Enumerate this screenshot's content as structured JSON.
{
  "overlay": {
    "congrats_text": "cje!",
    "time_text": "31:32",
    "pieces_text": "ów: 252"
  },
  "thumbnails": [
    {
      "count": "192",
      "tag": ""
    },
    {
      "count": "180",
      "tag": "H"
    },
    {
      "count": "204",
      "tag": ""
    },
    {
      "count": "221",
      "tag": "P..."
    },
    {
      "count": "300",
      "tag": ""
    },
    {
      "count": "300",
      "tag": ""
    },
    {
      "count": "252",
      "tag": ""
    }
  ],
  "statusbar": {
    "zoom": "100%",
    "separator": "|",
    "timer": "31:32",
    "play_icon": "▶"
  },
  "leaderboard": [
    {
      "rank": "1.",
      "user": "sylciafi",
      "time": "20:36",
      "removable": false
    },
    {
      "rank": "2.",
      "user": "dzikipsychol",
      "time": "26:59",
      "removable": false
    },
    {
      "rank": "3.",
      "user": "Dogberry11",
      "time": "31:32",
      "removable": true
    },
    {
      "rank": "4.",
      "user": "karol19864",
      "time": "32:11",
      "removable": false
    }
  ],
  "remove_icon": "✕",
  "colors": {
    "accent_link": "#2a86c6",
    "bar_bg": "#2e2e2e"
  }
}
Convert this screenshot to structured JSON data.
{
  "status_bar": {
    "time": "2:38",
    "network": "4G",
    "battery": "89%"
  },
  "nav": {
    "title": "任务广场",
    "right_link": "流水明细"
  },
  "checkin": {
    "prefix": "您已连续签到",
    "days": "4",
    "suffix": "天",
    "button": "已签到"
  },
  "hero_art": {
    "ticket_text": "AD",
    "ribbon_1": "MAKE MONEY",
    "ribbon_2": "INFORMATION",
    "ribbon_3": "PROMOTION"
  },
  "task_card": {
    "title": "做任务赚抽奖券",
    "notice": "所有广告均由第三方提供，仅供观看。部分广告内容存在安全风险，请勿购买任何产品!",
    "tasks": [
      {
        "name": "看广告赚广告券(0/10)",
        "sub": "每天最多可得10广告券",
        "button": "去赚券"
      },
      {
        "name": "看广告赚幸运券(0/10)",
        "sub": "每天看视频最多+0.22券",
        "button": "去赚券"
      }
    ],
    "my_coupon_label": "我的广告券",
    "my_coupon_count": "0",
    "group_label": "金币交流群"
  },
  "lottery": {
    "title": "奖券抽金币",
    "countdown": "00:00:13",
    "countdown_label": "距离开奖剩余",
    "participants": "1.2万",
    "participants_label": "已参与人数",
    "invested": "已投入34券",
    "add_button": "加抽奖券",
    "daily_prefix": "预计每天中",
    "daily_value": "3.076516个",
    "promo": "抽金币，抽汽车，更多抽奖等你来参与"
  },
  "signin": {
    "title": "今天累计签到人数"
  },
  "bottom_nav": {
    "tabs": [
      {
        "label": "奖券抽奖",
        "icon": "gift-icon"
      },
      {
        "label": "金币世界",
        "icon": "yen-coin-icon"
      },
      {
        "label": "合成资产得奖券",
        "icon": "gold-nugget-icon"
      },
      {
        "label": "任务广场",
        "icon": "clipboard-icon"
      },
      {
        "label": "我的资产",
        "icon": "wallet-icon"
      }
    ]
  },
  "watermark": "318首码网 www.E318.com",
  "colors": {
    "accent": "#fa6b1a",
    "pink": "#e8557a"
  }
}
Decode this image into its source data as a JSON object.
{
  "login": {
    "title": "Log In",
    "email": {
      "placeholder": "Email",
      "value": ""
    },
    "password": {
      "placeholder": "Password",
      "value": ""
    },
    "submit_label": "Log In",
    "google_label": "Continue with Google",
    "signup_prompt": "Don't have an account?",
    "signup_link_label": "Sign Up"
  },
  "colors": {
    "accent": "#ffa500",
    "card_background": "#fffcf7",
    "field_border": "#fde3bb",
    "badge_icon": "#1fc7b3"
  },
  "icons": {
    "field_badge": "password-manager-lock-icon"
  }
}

___

▶ [Exercise objective] Your task is to output all of the data above word for word.

▶ [Solution to the problem]
Enumerate this screenshot's content as structured JSON.
{
  "overlay": {
    "congrats_text": "cje!",
    "time_text": "31:32",
    "pieces_text": "ów: 252"
  },
  "thumbnails": [
    {
      "count": "192",
      "tag": ""
    },
    {
      "count": "180",
      "tag": "H"
    },
    {
      "count": "204",
      "tag": ""
    },
    {
      "count": "221",
      "tag": "P..."
    },
    {
      "count": "300",
      "tag": ""
    },
    {
      "count": "300",
      "tag": ""
    },
    {
      "count": "252",
      "tag": ""
    }
  ],
  "statusbar": {
    "zoom": "100%",
    "separator": "|",
    "timer": "31:32",
    "play_icon": "▶"
  },
  "leaderboard": [
    {
      "rank": "1.",
      "user": "sylciafi",
      "time": "20:36",
      "removable": false
    },
    {
      "rank": "2.",
      "user": "dzikipsychol",
      "time": "26:59",
      "removable": false
    },
    {
      "rank": "3.",
      "user": "Dogberry11",
      "time": "31:32",
      "removable": true
    },
    {
      "rank": "4.",
      "user": "karol19864",
      "time": "32:11",
      "removable": false
    }
  ],
  "remove_icon": "✕",
  "colors": {
    "accent_link": "#2a86c6",
    "bar_bg": "#2e2e2e"
  }
}
Convert this screenshot to structured JSON data.
{
  "status_bar": {
    "time": "2:38",
    "network": "4G",
    "battery": "89%"
  },
  "nav": {
    "title": "任务广场",
    "right_link": "流水明细"
  },
  "checkin": {
    "prefix": "您已连续签到",
    "days": "4",
    "suffix": "天",
    "button": "已签到"
  },
  "hero_art": {
    "ticket_text": "AD",
    "ribbon_1": "MAKE MONEY",
    "ribbon_2": "INFORMATION",
    "ribbon_3": "PROMOTION"
  },
  "task_card": {
    "title": "做任务赚抽奖券",
    "notice": "所有广告均由第三方提供，仅供观看。部分广告内容存在安全风险，请勿购买任何产品!",
    "tasks": [
      {
        "name": "看广告赚广告券(0/10)",
        "sub": "每天最多可得10广告券",
        "button": "去赚券"
      },
      {
        "name": "看广告赚幸运券(0/10)",
        "sub": "每天看视频最多+0.22券",
        "button": "去赚券"
      }
    ],
    "my_coupon_label": "我的广告券",
    "my_coupon_count": "0",
    "group_label": "金币交流群"
  },
  "lottery": {
    "title": "奖券抽金币",
    "countdown": "00:00:13",
    "countdown_label": "距离开奖剩余",
    "participants": "1.2万",
    "participants_label": "已参与人数",
    "invested": "已投入34券",
    "add_button": "加抽奖券",
    "daily_prefix": "预计每天中",
    "daily_value": "3.076516个",
    "promo": "抽金币，抽汽车，更多抽奖等你来参与"
  },
  "signin": {
    "title": "今天累计签到人数"
  },
  "bottom_nav": {
    "tabs": [
      {
        "label": "奖券抽奖",
        "icon": "gift-icon"
      },
      {
        "label": "金币世界",
        "icon": "yen-coin-icon"
      },
      {
        "label": "合成资产得奖券",
        "icon": "gold-nugget-icon"
      },
      {
        "label": "任务广场",
        "icon": "clipboard-icon"
      },
      {
        "label": "我的资产",
        "icon": "wallet-icon"
      }
    ]
  },
  "watermark": "318首码网 www.E318.com",
  "colors": {
    "accent": "#fa6b1a",
    "pink": "#e8557a"
  }
}
Decode this image into its source data as a JSON object.
{
  "login": {
    "title": "Log In",
    "email": {
      "placeholder": "Email",
      "value": ""
    },
    "password": {
      "placeholder": "Password",
      "value": ""
    },
    "submit_label": "Log In",
    "google_label": "Continue with Google",
    "signup_prompt": "Don't have an account?",
    "signup_link_label": "Sign Up"
  },
  "colors": {
    "accent": "#ffa500",
    "card_background": "#fffcf7",
    "field_border": "#fde3bb",
    "badge_icon": "#1fc7b3"
  },
  "icons": {
    "field_badge": "password-manager-lock-icon"
  }
}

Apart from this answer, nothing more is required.